Passage given.
# # # # # # #
Merced/IA64(John R. Mashey)

Index Home About Blog

From: mash@mash.engr.sgi.com (John R. Mashey)
Newsgroups: comp.arch
Subject: Re: Scalability of VLIW
Date: 30 Dec 1997 01:52:04 GMT

In article <66sgkg$bvs$1@sue.cc.uregina.ca>, bayko@borealis.cs.uregina.ca
(John Bayko) writes:

|>     This is true, which is why traditional fixed length VLIW isn't
|> used in new designs. Rather, the trend is towards variable length
|> instruction groups (VLIG?) which specify only how many instructions

Whatever IA64 is, it seems a strain to call it classic VLIW, for sure,
without causing the VLIW term to expand into meaninglessness.

|>     The only real difference between dynamically grouped instructions
|> and statically grouped ones is that the compiler does all the work
|> beforehand (and probably does a more thorough job at it because it
|> doesn't have to rush), so you can completely eliminate the dependency
(1)   -------------------------------^^^^^^^^^^^^^^^^^^^^^^^^^^^^^^^^^^^^
|> checking circuitry from the CPU - that circuitry has become awfully
|> complex, and is causing exactly the same type of complexity in RISCs
|> as the memory addressing methods in CISCs which RISC did away with.
(2)-------------------------^^^^^^^^^^^^^^^^^^^^^^^^^^^^^^^^^^^^^^^^^

(1) Is widely-believed and repeated, but is not, in general, correct.
(2) Is not true either.

(1) Compilers may indeed be able to do static grouping of instructions,
such that no two instructions within a group are dependent. There is of
course a long history of compilers doing code scheduling to move
dependent instructions "far enough" apart, of which static grouping is
a particular case.  Even  on architectures that guarantee complete
hardware dependency checks, it has often been worthwhile doing code
scheduling.

However, although static scheduling to avoid inter-group dependency
checks may work fine when the latency of each operation is:
	(a) Fixed
	(b) Short, preferably 1 cycle, so that the results of one
	    group are available in the next with no concern.
and when the dependencies are:
	(c) Statically visible, i.e., like register-register checks.

But unfortunately, except for the "simple" integer register-register
operations in most RISCs, (a) and (b) are often untrue:
	(a) Many implementations use algorithms with timings that are
	data-dependent, even for register-register operations, and of course,
	loads and stores can have huge variations in cycle counts depending
	on whether or not they hit in cache ... or consider what
	happens in a large SMP when you write a line shared among all CPUs.

	(b) Most floating-point operations are at least a few cycles
	long, and implementations of CPUs in the same family offer differ,
	since these things can be very area-intensive. Even if you get
	FP + and * to be 2-3-cycle operations, FP / and sqrt will be many
	cycles.  If integer * and / are provided, they're likely to use
	a few cycles as well.  Maybe somebody has managed to avoid
	dependency-checks on the result of dsqrt ... but I doubt it,
	at least in a general-purpose CPU family.
# # # # # # #
Given instruction. Can you carry on the comp.arch post about VLIW and dependency checking, picking up right after its last sentence? The listing has nothing to do with the VLIW post.

Supplied information.
# # # # # # #
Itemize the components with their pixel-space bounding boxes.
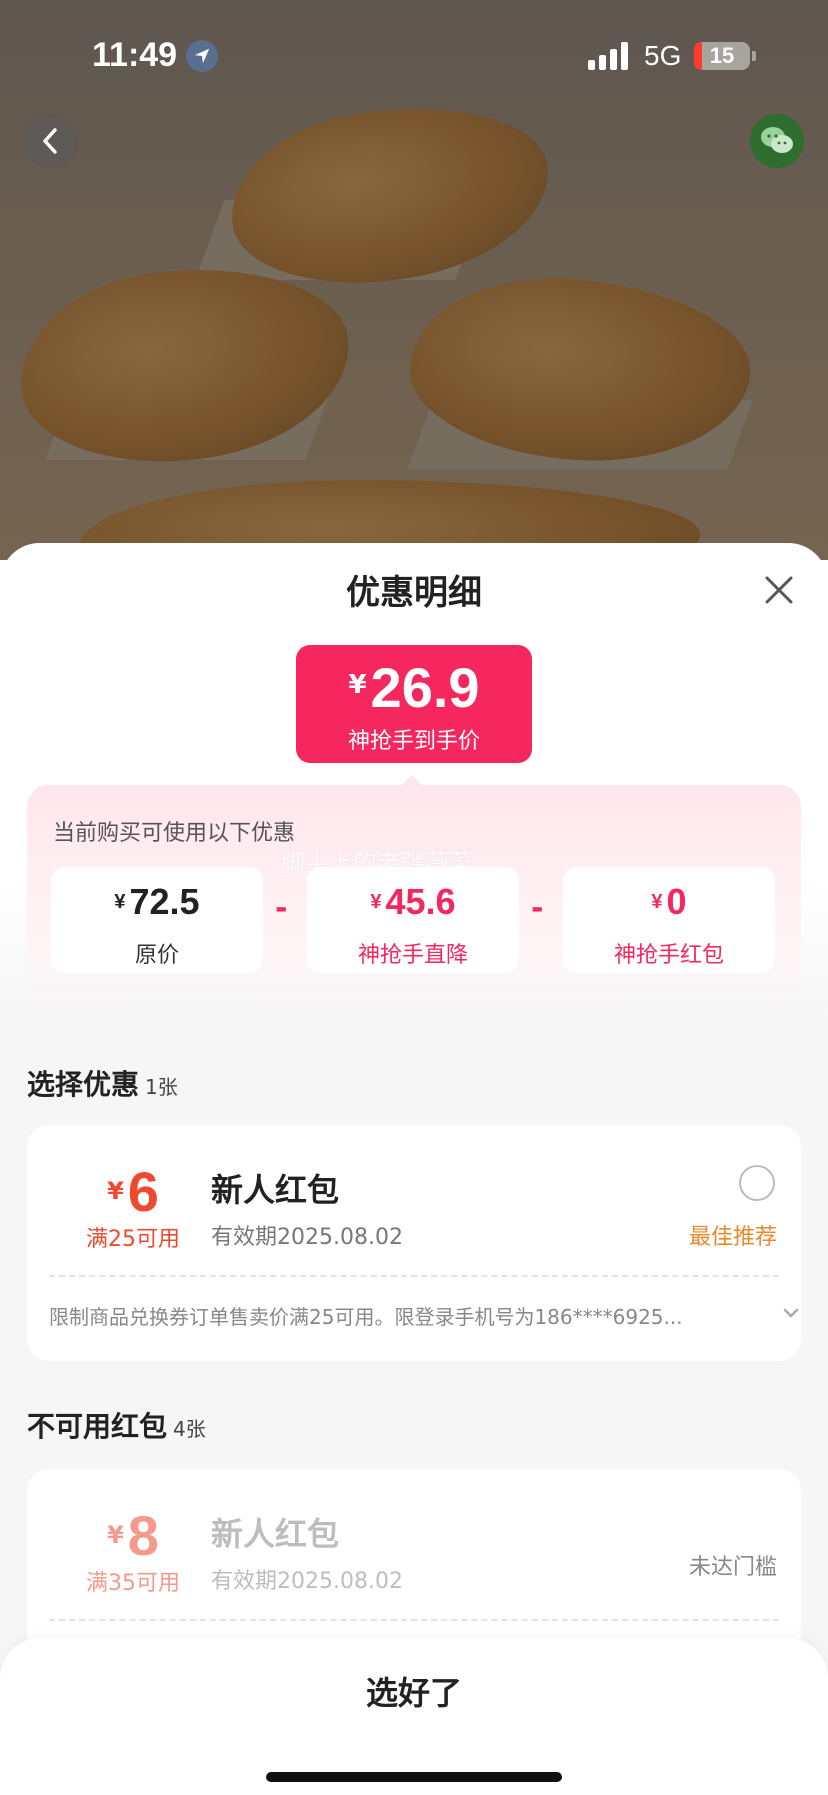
# # # # # # #
Task output.
	(c) And of course, even worse is load/store address checking,
	where compilers, in general, have *no* hope of doing anything
	reasonable/fast/safe in all cases, and the checks are better
	done in hardware [which is still simpler in RISCs than in some CISCs,
	contrary to (2) above ... discussed before in this group].
	Consider the following code, intended as part of library function,
	where it is impossible to see the callers of this function:

int func (int *a, int *b, char *c)
{
        *a = *b + 1;
        *c = (char) *b;
}

Which generates  (MIPS) code like:
 #   3          *a = *b + 1;
        lw      $14, 0($5)		1
        addu    $15, $14, 1		2  (depends on 1)
        sw      $15, 0($4)		3  (depends on 1 and 2)
        .loc    2 4
 #   4          *c = (char) *b;
        lw      $24, 0($5)		4  (may or may not depend on 3)
        sb      $24, 0($6)		5  (depends on 4)

In an in-order machine that can do 2 lds/stores/ clock, some of the time, one
would expect the following static grouping:
	lw
	addu
	sw
	lw
	sb

(Just in case a and b are same address.)

whereas an in-order machine with dynamic grouping plus
address-dependency checks would likely do:
	lw
	addu
	sw, lw			relying on hardware dependency check
	sb

and of course out-of-order machines would probably move the 2nd lw earlier.

Some machines can do two lds/stores/clock, but only if the accesses are
in even/odd words of the cache, etc...  and of course the compiler
*could* insert lots of address-checking code to detect aliasing,
but it would be sad to have to do this to avoid infrequent cases.

SUMMARY: code scheduling is pretty good at dealing with 1-cycle latencies
of simple integer register-register operations, and if that helps simplify
CPUs enough, that's useful ... but there are still *many* hardware dependency
checks needed for sensible machine families and programming.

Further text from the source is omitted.